[Recorded data]
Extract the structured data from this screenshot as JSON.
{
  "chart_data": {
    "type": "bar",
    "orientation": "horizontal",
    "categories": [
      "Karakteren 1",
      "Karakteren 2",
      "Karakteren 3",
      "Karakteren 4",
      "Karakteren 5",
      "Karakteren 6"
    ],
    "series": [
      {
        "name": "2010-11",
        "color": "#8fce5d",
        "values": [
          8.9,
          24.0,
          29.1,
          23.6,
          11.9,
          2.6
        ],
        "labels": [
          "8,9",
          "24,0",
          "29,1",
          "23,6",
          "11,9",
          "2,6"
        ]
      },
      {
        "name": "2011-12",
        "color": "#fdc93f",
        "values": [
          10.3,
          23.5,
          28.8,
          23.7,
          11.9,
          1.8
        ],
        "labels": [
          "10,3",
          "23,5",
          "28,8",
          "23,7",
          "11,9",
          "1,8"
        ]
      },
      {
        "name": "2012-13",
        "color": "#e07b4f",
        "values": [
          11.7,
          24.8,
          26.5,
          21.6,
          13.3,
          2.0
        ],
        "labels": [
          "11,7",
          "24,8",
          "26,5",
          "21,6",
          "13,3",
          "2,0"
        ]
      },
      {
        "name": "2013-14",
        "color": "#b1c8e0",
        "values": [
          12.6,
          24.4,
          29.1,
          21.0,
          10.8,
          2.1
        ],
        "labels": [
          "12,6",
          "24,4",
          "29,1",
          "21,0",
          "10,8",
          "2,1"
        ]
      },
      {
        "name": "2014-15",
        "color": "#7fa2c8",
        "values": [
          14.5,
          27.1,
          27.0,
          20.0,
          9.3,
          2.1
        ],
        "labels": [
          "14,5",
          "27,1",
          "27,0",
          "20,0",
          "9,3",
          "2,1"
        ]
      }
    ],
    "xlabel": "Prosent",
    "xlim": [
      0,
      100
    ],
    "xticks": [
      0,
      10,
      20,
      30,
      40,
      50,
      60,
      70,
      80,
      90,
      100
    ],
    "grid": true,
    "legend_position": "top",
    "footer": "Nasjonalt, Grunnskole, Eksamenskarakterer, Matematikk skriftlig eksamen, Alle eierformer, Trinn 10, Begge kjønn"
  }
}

• To do: Faithfully transcribe the whole of the data.

• Answer to this exercise:
Extract the structured data from this screenshot as JSON.
{
  "chart_data": {
    "type": "bar",
    "orientation": "horizontal",
    "categories": [
      "Karakteren 1",
      "Karakteren 2",
      "Karakteren 3",
      "Karakteren 4",
      "Karakteren 5",
      "Karakteren 6"
    ],
    "series": [
      {
        "name": "2010-11",
        "color": "#8fce5d",
        "values": [
          8.9,
          24.0,
          29.1,
          23.6,
          11.9,
          2.6
        ],
        "labels": [
          "8,9",
          "24,0",
          "29,1",
          "23,6",
          "11,9",
          "2,6"
        ]
      },
      {
        "name": "2011-12",
        "color": "#fdc93f",
        "values": [
          10.3,
          23.5,
          28.8,
          23.7,
          11.9,
          1.8
        ],
        "labels": [
          "10,3",
          "23,5",
          "28,8",
          "23,7",
          "11,9",
          "1,8"
        ]
      },
      {
        "name": "2012-13",
        "color": "#e07b4f",
        "values": [
          11.7,
          24.8,
          26.5,
          21.6,
          13.3,
          2.0
        ],
        "labels": [
          "11,7",
          "24,8",
          "26,5",
          "21,6",
          "13,3",
          "2,0"
        ]
      },
      {
        "name": "2013-14",
        "color": "#b1c8e0",
        "values": [
          12.6,
          24.4,
          29.1,
          21.0,
          10.8,
          2.1
        ],
        "labels": [
          "12,6",
          "24,4",
          "29,1",
          "21,0",
          "10,8",
          "2,1"
        ]
      },
      {
        "name": "2014-15",
        "color": "#7fa2c8",
        "values": [
          14.5,
          27.1,
          27.0,
          20.0,
          9.3,
          2.1
        ],
        "labels": [
          "14,5",
          "27,1",
          "27,0",
          "20,0",
          "9,3",
          "2,1"
        ]
      }
    ],
    "xlabel": "Prosent",
    "xlim": [
      0,
      100
    ],
    "xticks": [
      0,
      10,
      20,
      30,
      40,
      50,
      60,
      70,
      80,
      90,
      100
    ],
    "grid": true,
    "legend_position": "top",
    "footer": "Nasjonalt, Grunnskole, Eksamenskarakterer, Matematikk skriftlig eksamen, Alle eierformer, Trinn 10, Begge kjønn"
  }
}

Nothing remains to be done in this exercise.